Repeat every record below exactly, but leave out any pictures.

[Stored data entries]

+++

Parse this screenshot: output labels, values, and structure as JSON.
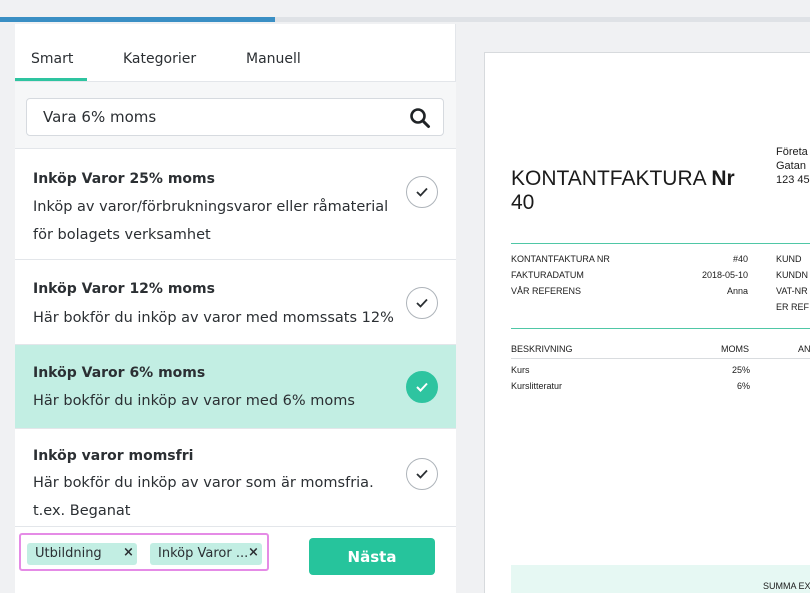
{
  "progress": {
    "percent": 34
  },
  "tabs": [
    {
      "label": "Smart",
      "active": true
    },
    {
      "label": "Kategorier",
      "active": false
    },
    {
      "label": "Manuell",
      "active": false
    }
  ],
  "search": {
    "value": "Vara 6% moms",
    "icon": "search-icon"
  },
  "items": [
    {
      "title": "Inköp Varor 25% moms",
      "desc": "Inköp av varor/förbrukningsvaror eller råmaterial för bolagets verksamhet",
      "selected": false
    },
    {
      "title": "Inköp Varor 12% moms",
      "desc": "Här bokför du inköp av varor med momssats 12%",
      "selected": false
    },
    {
      "title": "Inköp Varor 6% moms",
      "desc": "Här bokför du inköp av varor med 6% moms",
      "selected": true
    },
    {
      "title": "Inköp varor momsfri",
      "desc": "Här bokför du inköp av varor som är momsfria. t.ex. Beganat",
      "selected": false
    }
  ],
  "chips": [
    {
      "label": "Utbildning",
      "remove": "×"
    },
    {
      "label": "Inköp Varor ...",
      "remove": "×"
    }
  ],
  "next_button": "Nästa",
  "invoice": {
    "title_prefix": "KONTANTFAKTURA",
    "title_nr": "Nr",
    "number": "40",
    "company_lines": [
      "Företa",
      "Gatan",
      "123 45"
    ],
    "left_meta": [
      {
        "label": "KONTANTFAKTURA NR",
        "value": "#40"
      },
      {
        "label": "FAKTURADATUM",
        "value": "2018-05-10"
      },
      {
        "label": "VÅR REFERENS",
        "value": "Anna"
      }
    ],
    "right_meta": [
      "KUND",
      "KUNDN",
      "VAT-NR",
      "ER REF"
    ],
    "columns": {
      "description": "BESKRIVNING",
      "vat": "MOMS",
      "amount": "AN"
    },
    "rows": [
      {
        "description": "Kurs",
        "vat": "25%"
      },
      {
        "description": "Kurslitteratur",
        "vat": "6%"
      }
    ],
    "summa": "SUMMA EX"
  },
  "colors": {
    "accent": "#2ec4a0",
    "selected_bg": "#c2eee3",
    "progress": "#3a8fc4",
    "highlight_frame": "#e58be6"
  }
}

+++

## Response to the task
Parse this screenshot: output labels, values, and structure as JSON.
{
  "progress": {
    "percent": 34
  },
  "tabs": [
    {
      "label": "Smart",
      "active": true
    },
    {
      "label": "Kategorier",
      "active": false
    },
    {
      "label": "Manuell",
      "active": false
    }
  ],
  "search": {
    "value": "Vara 6% moms",
    "icon": "search-icon"
  },
  "items": [
    {
      "title": "Inköp Varor 25% moms",
      "desc": "Inköp av varor/förbrukningsvaror eller råmaterial för bolagets verksamhet",
      "selected": false
    },
    {
      "title": "Inköp Varor 12% moms",
      "desc": "Här bokför du inköp av varor med momssats 12%",
      "selected": false
    },
    {
      "title": "Inköp Varor 6% moms",
      "desc": "Här bokför du inköp av varor med 6% moms",
      "selected": true
    },
    {
      "title": "Inköp varor momsfri",
      "desc": "Här bokför du inköp av varor som är momsfria. t.ex. Beganat",
      "selected": false
    }
  ],
  "chips": [
    {
      "label": "Utbildning",
      "remove": "×"
    },
    {
      "label": "Inköp Varor ...",
      "remove": "×"
    }
  ],
  "next_button": "Nästa",
  "invoice": {
    "title_prefix": "KONTANTFAKTURA",
    "title_nr": "Nr",
    "number": "40",
    "company_lines": [
      "Företa",
      "Gatan",
      "123 45"
    ],
    "left_meta": [
      {
        "label": "KONTANTFAKTURA NR",
        "value": "#40"
      },
      {
        "label": "FAKTURADATUM",
        "value": "2018-05-10"
      },
      {
        "label": "VÅR REFERENS",
        "value": "Anna"
      }
    ],
    "right_meta": [
      "KUND",
      "KUNDN",
      "VAT-NR",
      "ER REF"
    ],
    "columns": {
      "description": "BESKRIVNING",
      "vat": "MOMS",
      "amount": "AN"
    },
    "rows": [
      {
        "description": "Kurs",
        "vat": "25%"
      },
      {
        "description": "Kurslitteratur",
        "vat": "6%"
      }
    ],
    "summa": "SUMMA EX"
  },
  "colors": {
    "accent": "#2ec4a0",
    "selected_bg": "#c2eee3",
    "progress": "#3a8fc4",
    "highlight_frame": "#e58be6"
  }
}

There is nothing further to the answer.